What the task requires: Render every entry verbatim.

Data lines:
------------
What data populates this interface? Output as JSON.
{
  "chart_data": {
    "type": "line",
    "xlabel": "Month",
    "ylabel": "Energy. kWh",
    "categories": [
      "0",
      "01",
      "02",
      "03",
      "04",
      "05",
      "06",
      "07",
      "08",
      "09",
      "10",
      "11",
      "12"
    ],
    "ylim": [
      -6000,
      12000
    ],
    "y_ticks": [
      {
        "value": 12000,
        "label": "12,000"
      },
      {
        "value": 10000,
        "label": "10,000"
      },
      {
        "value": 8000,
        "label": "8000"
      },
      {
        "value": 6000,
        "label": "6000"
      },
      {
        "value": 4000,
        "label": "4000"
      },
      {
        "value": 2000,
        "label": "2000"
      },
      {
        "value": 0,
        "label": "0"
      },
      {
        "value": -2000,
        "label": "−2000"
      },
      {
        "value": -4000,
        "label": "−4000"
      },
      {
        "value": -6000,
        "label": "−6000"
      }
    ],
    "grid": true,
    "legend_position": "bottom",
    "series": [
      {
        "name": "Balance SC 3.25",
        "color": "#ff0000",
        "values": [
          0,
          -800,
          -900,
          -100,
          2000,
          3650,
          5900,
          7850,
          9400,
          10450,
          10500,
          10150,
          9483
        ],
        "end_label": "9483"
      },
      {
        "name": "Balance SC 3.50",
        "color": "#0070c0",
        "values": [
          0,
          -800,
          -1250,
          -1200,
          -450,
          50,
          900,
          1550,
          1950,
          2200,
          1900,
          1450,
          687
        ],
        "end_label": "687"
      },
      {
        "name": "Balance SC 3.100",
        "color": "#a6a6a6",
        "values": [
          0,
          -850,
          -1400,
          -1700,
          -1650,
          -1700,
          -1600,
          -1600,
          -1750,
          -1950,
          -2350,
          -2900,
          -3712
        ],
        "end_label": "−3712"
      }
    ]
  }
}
------------
Finished answer:
What data populates this interface? Output as JSON.
{
  "chart_data": {
    "type": "line",
    "xlabel": "Month",
    "ylabel": "Energy. kWh",
    "categories": [
      "0",
      "01",
      "02",
      "03",
      "04",
      "05",
      "06",
      "07",
      "08",
      "09",
      "10",
      "11",
      "12"
    ],
    "ylim": [
      -6000,
      12000
    ],
    "y_ticks": [
      {
        "value": 12000,
        "label": "12,000"
      },
      {
        "value": 10000,
        "label": "10,000"
      },
      {
        "value": 8000,
        "label": "8000"
      },
      {
        "value": 6000,
        "label": "6000"
      },
      {
        "value": 4000,
        "label": "4000"
      },
      {
        "value": 2000,
        "label": "2000"
      },
      {
        "value": 0,
        "label": "0"
      },
      {
        "value": -2000,
        "label": "−2000"
      },
      {
        "value": -4000,
        "label": "−4000"
      },
      {
        "value": -6000,
        "label": "−6000"
      }
    ],
    "grid": true,
    "legend_position": "bottom",
    "series": [
      {
        "name": "Balance SC 3.25",
        "color": "#ff0000",
        "values": [
          0,
          -800,
          -900,
          -100,
          2000,
          3650,
          5900,
          7850,
          9400,
          10450,
          10500,
          10150,
          9483
        ],
        "end_label": "9483"
      },
      {
        "name": "Balance SC 3.50",
        "color": "#0070c0",
        "values": [
          0,
          -800,
          -1250,
          -1200,
          -450,
          50,
          900,
          1550,
          1950,
          2200,
          1900,
          1450,
          687
        ],
        "end_label": "687"
      },
      {
        "name": "Balance SC 3.100",
        "color": "#a6a6a6",
        "values": [
          0,
          -850,
          -1400,
          -1700,
          -1650,
          -1700,
          -1600,
          -1600,
          -1750,
          -1950,
          -2350,
          -2900,
          -3712
        ],
        "end_label": "−3712"
      }
    ]
  }
}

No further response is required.